### Extracted entries:
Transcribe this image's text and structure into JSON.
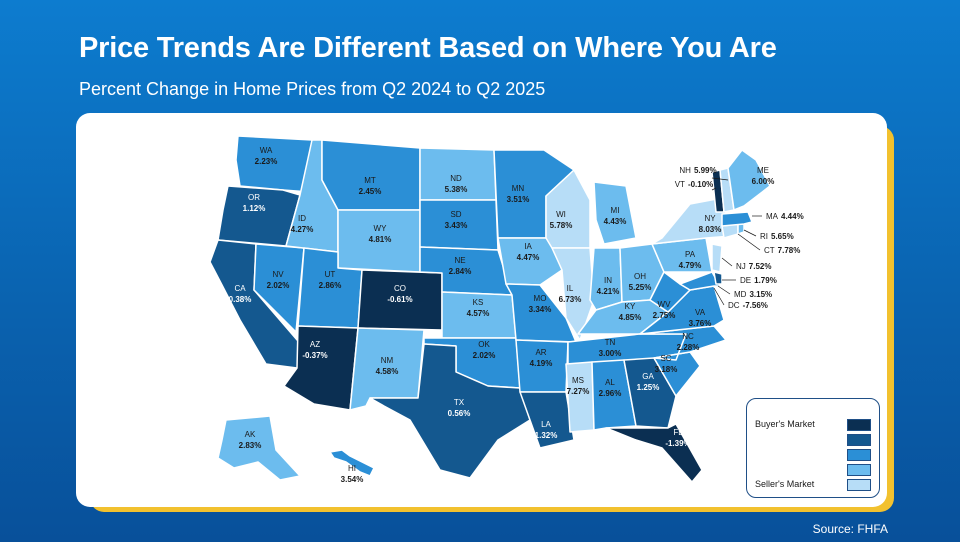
{
  "title": "Price Trends Are Different Based on Where You Are",
  "subtitle": "Percent Change in Home Prices from Q2 2024 to Q2 2025",
  "source": "Source: FHFA",
  "legend": {
    "top_label": "Buyer's Market",
    "bottom_label": "Seller's Market",
    "colors": [
      "#0b2f52",
      "#14588f",
      "#2b8fd6",
      "#6cbcee",
      "#b7ddf7"
    ]
  },
  "states": [
    {
      "abbr": "WA",
      "value": "2.23%"
    },
    {
      "abbr": "OR",
      "value": "1.12%"
    },
    {
      "abbr": "CA",
      "value": "0.38%"
    },
    {
      "abbr": "NV",
      "value": "2.02%"
    },
    {
      "abbr": "ID",
      "value": "4.27%"
    },
    {
      "abbr": "MT",
      "value": "2.45%"
    },
    {
      "abbr": "WY",
      "value": "4.81%"
    },
    {
      "abbr": "UT",
      "value": "2.86%"
    },
    {
      "abbr": "CO",
      "value": "-0.61%"
    },
    {
      "abbr": "AZ",
      "value": "-0.37%"
    },
    {
      "abbr": "NM",
      "value": "4.58%"
    },
    {
      "abbr": "ND",
      "value": "5.38%"
    },
    {
      "abbr": "SD",
      "value": "3.43%"
    },
    {
      "abbr": "NE",
      "value": "2.84%"
    },
    {
      "abbr": "KS",
      "value": "4.57%"
    },
    {
      "abbr": "OK",
      "value": "2.02%"
    },
    {
      "abbr": "TX",
      "value": "0.56%"
    },
    {
      "abbr": "MN",
      "value": "3.51%"
    },
    {
      "abbr": "IA",
      "value": "4.47%"
    },
    {
      "abbr": "MO",
      "value": "3.34%"
    },
    {
      "abbr": "AR",
      "value": "4.19%"
    },
    {
      "abbr": "LA",
      "value": "1.32%"
    },
    {
      "abbr": "WI",
      "value": "5.78%"
    },
    {
      "abbr": "IL",
      "value": "6.73%"
    },
    {
      "abbr": "MI",
      "value": "4.43%"
    },
    {
      "abbr": "IN",
      "value": "4.21%"
    },
    {
      "abbr": "OH",
      "value": "5.25%"
    },
    {
      "abbr": "KY",
      "value": "4.85%"
    },
    {
      "abbr": "TN",
      "value": "3.00%"
    },
    {
      "abbr": "MS",
      "value": "7.27%"
    },
    {
      "abbr": "AL",
      "value": "2.96%"
    },
    {
      "abbr": "GA",
      "value": "1.25%"
    },
    {
      "abbr": "FL",
      "value": "-1.39%"
    },
    {
      "abbr": "SC",
      "value": "3.18%"
    },
    {
      "abbr": "NC",
      "value": "2.28%"
    },
    {
      "abbr": "VA",
      "value": "3.76%"
    },
    {
      "abbr": "WV",
      "value": "2.75%"
    },
    {
      "abbr": "PA",
      "value": "4.79%"
    },
    {
      "abbr": "NY",
      "value": "8.03%"
    },
    {
      "abbr": "ME",
      "value": "6.00%"
    },
    {
      "abbr": "AK",
      "value": "2.83%"
    },
    {
      "abbr": "HI",
      "value": "3.54%"
    }
  ],
  "callouts": [
    {
      "abbr": "NH",
      "value": "5.99%"
    },
    {
      "abbr": "VT",
      "value": "-0.10%"
    },
    {
      "abbr": "MA",
      "value": "4.44%"
    },
    {
      "abbr": "RI",
      "value": "5.65%"
    },
    {
      "abbr": "CT",
      "value": "7.78%"
    },
    {
      "abbr": "NJ",
      "value": "7.52%"
    },
    {
      "abbr": "DE",
      "value": "1.79%"
    },
    {
      "abbr": "MD",
      "value": "3.15%"
    },
    {
      "abbr": "DC",
      "value": "-7.56%"
    }
  ]
}
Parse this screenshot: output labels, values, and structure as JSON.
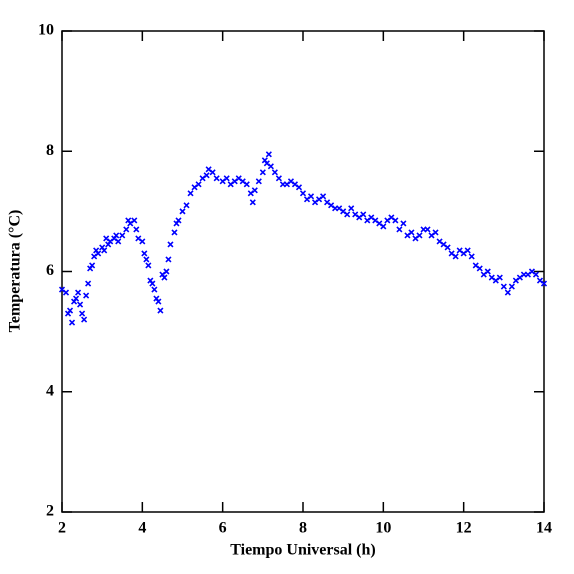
{
  "chart_data": {
    "type": "scatter",
    "xlabel": "Tiempo Universal (h)",
    "ylabel": "Temperatura (°C)",
    "color": "#0000ff",
    "marker": "x",
    "xlim": [
      2,
      14
    ],
    "ylim": [
      2,
      10
    ],
    "xticks": [
      2,
      4,
      6,
      8,
      10,
      12,
      14
    ],
    "yticks": [
      2,
      4,
      6,
      8,
      10
    ],
    "grid": false,
    "x": [
      2.0,
      2.1,
      2.15,
      2.2,
      2.25,
      2.3,
      2.35,
      2.4,
      2.45,
      2.5,
      2.55,
      2.6,
      2.65,
      2.7,
      2.75,
      2.8,
      2.85,
      2.9,
      3.0,
      3.05,
      3.1,
      3.15,
      3.2,
      3.3,
      3.35,
      3.4,
      3.5,
      3.6,
      3.65,
      3.7,
      3.8,
      3.85,
      3.9,
      4.0,
      4.05,
      4.1,
      4.15,
      4.2,
      4.25,
      4.3,
      4.35,
      4.4,
      4.45,
      4.5,
      4.55,
      4.6,
      4.65,
      4.7,
      4.8,
      4.85,
      4.9,
      5.0,
      5.1,
      5.2,
      5.3,
      5.4,
      5.5,
      5.6,
      5.65,
      5.75,
      5.85,
      6.0,
      6.1,
      6.2,
      6.3,
      6.4,
      6.5,
      6.6,
      6.7,
      6.75,
      6.8,
      6.9,
      7.0,
      7.05,
      7.1,
      7.15,
      7.2,
      7.3,
      7.4,
      7.5,
      7.6,
      7.7,
      7.8,
      7.9,
      8.0,
      8.1,
      8.2,
      8.3,
      8.4,
      8.5,
      8.6,
      8.7,
      8.8,
      8.9,
      9.0,
      9.1,
      9.2,
      9.3,
      9.4,
      9.5,
      9.6,
      9.7,
      9.8,
      9.9,
      10.0,
      10.1,
      10.2,
      10.3,
      10.4,
      10.5,
      10.6,
      10.7,
      10.8,
      10.9,
      11.0,
      11.1,
      11.2,
      11.3,
      11.4,
      11.5,
      11.6,
      11.7,
      11.8,
      11.9,
      12.0,
      12.1,
      12.2,
      12.3,
      12.4,
      12.5,
      12.6,
      12.7,
      12.8,
      12.9,
      13.0,
      13.1,
      13.2,
      13.3,
      13.4,
      13.5,
      13.6,
      13.7,
      13.8,
      13.9,
      14.0
    ],
    "y": [
      5.7,
      5.65,
      5.3,
      5.35,
      5.15,
      5.5,
      5.55,
      5.65,
      5.45,
      5.3,
      5.2,
      5.6,
      5.8,
      6.05,
      6.1,
      6.25,
      6.35,
      6.3,
      6.4,
      6.35,
      6.55,
      6.45,
      6.5,
      6.55,
      6.6,
      6.5,
      6.6,
      6.7,
      6.85,
      6.8,
      6.85,
      6.7,
      6.55,
      6.5,
      6.3,
      6.2,
      6.1,
      5.85,
      5.8,
      5.7,
      5.55,
      5.5,
      5.35,
      5.95,
      5.9,
      6.0,
      6.2,
      6.45,
      6.65,
      6.8,
      6.85,
      7.0,
      7.1,
      7.3,
      7.4,
      7.45,
      7.55,
      7.6,
      7.7,
      7.65,
      7.55,
      7.5,
      7.55,
      7.45,
      7.5,
      7.55,
      7.5,
      7.45,
      7.3,
      7.15,
      7.35,
      7.5,
      7.65,
      7.85,
      7.8,
      7.95,
      7.75,
      7.65,
      7.55,
      7.45,
      7.45,
      7.5,
      7.45,
      7.4,
      7.3,
      7.2,
      7.25,
      7.15,
      7.2,
      7.25,
      7.15,
      7.1,
      7.05,
      7.05,
      7.0,
      6.95,
      7.05,
      6.95,
      6.9,
      6.95,
      6.85,
      6.9,
      6.85,
      6.8,
      6.75,
      6.85,
      6.9,
      6.85,
      6.7,
      6.8,
      6.6,
      6.65,
      6.55,
      6.6,
      6.7,
      6.7,
      6.6,
      6.65,
      6.5,
      6.45,
      6.4,
      6.3,
      6.25,
      6.35,
      6.3,
      6.35,
      6.25,
      6.1,
      6.05,
      5.95,
      6.0,
      5.9,
      5.85,
      5.9,
      5.75,
      5.65,
      5.75,
      5.85,
      5.9,
      5.95,
      5.95,
      6.0,
      5.95,
      5.85,
      5.8
    ]
  }
}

### What you are asked to do:
Report how many lines of the records above contain the word "structure", giving only the number.

### Exercise answer:
2